Records to use start

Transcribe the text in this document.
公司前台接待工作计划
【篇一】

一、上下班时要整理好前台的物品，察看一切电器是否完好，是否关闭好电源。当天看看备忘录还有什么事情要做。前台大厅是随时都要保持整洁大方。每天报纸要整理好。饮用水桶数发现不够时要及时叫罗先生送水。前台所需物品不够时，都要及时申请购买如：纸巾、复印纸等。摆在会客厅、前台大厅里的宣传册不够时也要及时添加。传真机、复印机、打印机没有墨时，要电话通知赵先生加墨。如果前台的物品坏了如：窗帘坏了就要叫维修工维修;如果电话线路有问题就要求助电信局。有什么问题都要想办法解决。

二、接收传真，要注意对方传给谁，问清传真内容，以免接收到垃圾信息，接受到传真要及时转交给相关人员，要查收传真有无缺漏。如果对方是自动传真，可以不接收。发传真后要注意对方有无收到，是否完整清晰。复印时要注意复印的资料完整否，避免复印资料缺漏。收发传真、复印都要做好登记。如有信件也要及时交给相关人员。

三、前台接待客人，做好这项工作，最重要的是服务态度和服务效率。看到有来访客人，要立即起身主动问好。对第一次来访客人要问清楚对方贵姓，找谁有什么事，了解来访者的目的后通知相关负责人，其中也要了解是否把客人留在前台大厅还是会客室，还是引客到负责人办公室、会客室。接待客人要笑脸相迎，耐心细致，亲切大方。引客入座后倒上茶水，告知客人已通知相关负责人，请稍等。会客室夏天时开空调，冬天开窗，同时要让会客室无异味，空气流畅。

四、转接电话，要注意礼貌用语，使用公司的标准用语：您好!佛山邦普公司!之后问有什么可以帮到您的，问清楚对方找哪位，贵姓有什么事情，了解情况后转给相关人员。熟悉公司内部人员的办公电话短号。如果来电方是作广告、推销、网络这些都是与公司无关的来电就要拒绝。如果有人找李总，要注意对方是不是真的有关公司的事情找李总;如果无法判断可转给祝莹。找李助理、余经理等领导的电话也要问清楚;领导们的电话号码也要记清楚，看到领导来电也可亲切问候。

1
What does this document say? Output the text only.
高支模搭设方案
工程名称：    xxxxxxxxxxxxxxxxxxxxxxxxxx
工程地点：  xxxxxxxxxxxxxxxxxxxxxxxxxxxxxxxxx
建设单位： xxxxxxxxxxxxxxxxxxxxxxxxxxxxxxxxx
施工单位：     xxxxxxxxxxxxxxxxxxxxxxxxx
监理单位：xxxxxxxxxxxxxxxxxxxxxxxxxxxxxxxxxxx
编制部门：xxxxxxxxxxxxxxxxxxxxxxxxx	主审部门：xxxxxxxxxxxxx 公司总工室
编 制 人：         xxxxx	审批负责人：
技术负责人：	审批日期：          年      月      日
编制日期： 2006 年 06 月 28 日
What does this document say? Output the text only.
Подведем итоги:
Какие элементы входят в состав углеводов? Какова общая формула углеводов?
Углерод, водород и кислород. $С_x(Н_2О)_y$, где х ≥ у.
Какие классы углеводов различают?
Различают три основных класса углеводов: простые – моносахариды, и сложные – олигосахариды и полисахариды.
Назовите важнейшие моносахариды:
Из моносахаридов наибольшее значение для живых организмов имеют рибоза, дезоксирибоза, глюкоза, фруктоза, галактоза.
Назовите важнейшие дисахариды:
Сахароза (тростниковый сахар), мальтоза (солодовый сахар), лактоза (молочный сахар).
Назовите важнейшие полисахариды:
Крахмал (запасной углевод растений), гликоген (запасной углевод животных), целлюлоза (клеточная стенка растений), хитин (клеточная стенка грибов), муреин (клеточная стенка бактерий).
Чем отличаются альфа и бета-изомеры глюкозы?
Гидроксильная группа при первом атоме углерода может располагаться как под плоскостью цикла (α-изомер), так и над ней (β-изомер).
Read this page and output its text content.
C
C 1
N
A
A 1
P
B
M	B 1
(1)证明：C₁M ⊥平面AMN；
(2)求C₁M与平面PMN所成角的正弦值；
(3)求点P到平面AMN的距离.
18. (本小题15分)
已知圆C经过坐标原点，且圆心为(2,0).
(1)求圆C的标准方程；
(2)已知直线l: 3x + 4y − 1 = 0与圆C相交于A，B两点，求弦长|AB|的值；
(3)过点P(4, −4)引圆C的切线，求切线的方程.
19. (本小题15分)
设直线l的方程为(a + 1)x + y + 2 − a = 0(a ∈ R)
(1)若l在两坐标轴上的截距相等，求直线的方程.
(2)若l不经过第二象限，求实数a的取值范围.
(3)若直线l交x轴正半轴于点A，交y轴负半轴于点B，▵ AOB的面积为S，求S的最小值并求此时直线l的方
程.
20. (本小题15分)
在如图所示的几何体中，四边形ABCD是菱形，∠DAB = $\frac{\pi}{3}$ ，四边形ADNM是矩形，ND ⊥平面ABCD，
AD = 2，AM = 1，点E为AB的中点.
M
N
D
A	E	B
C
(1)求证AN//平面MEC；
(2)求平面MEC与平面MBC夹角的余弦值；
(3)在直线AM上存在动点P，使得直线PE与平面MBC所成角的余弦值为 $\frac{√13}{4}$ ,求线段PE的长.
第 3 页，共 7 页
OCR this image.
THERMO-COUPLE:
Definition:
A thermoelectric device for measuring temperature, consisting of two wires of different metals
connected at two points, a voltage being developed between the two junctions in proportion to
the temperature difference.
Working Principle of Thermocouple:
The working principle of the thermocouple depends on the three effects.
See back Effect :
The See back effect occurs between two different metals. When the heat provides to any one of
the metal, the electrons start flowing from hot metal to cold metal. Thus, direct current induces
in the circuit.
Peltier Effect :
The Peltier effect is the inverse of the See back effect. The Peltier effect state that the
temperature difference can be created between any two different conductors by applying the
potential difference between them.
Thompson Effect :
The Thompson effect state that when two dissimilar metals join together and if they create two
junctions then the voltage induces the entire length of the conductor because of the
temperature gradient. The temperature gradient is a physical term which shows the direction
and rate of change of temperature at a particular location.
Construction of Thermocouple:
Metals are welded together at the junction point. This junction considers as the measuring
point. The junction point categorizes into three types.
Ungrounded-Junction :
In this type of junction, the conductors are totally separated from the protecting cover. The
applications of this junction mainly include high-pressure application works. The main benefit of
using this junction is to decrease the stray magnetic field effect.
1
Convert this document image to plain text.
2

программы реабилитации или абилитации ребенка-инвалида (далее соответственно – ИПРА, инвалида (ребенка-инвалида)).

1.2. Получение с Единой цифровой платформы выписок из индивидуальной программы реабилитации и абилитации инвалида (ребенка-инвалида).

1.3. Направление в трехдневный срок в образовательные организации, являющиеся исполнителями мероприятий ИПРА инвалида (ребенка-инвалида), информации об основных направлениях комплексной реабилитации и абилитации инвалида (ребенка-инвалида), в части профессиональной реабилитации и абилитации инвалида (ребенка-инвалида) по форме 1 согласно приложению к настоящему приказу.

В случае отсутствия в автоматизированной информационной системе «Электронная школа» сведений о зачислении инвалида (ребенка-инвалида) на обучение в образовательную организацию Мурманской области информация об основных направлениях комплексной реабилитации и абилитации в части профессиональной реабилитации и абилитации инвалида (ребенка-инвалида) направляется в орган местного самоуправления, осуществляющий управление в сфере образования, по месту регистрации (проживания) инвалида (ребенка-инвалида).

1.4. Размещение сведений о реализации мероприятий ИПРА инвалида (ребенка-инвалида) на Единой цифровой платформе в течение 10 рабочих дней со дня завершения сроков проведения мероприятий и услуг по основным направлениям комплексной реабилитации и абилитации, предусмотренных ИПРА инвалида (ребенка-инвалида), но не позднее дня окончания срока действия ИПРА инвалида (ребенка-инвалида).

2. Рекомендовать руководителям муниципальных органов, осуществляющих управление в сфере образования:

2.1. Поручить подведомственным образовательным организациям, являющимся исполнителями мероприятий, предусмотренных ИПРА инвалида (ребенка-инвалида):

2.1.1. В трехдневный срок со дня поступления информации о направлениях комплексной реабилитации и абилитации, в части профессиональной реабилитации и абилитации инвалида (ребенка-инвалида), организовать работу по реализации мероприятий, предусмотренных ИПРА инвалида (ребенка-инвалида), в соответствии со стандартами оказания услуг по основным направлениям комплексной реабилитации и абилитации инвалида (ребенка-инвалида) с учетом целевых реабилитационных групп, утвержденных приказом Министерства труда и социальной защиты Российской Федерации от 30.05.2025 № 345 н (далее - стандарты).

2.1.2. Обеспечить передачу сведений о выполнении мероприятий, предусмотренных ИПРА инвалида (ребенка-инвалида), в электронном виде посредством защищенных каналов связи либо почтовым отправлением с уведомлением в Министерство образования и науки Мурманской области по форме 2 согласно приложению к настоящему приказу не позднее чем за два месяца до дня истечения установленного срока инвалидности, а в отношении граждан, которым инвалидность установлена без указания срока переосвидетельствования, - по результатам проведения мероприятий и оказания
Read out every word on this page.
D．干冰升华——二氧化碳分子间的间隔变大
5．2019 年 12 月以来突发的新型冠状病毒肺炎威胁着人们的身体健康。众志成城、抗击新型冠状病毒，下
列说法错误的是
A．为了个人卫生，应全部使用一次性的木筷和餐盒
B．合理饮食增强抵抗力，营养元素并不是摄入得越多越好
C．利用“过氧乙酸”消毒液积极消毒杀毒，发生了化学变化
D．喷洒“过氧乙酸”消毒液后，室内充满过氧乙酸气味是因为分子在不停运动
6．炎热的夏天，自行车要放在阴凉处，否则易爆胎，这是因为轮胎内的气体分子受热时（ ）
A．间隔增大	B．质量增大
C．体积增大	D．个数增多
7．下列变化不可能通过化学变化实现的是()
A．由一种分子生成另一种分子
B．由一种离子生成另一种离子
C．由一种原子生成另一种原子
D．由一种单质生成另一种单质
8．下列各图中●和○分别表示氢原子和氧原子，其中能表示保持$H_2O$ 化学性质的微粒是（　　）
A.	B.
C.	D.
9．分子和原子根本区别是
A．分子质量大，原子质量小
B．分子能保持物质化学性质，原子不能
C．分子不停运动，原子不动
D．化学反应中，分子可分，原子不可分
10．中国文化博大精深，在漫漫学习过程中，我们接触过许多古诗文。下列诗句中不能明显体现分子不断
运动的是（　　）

Records to use end

Search the material above for "полисахариды". Pull out each line where it shows up.

Различают три основных класса углеводов: простые – моносахариды, и сложные – олигосахариды и полисахариды.
Назовите важнейшие полисахариды:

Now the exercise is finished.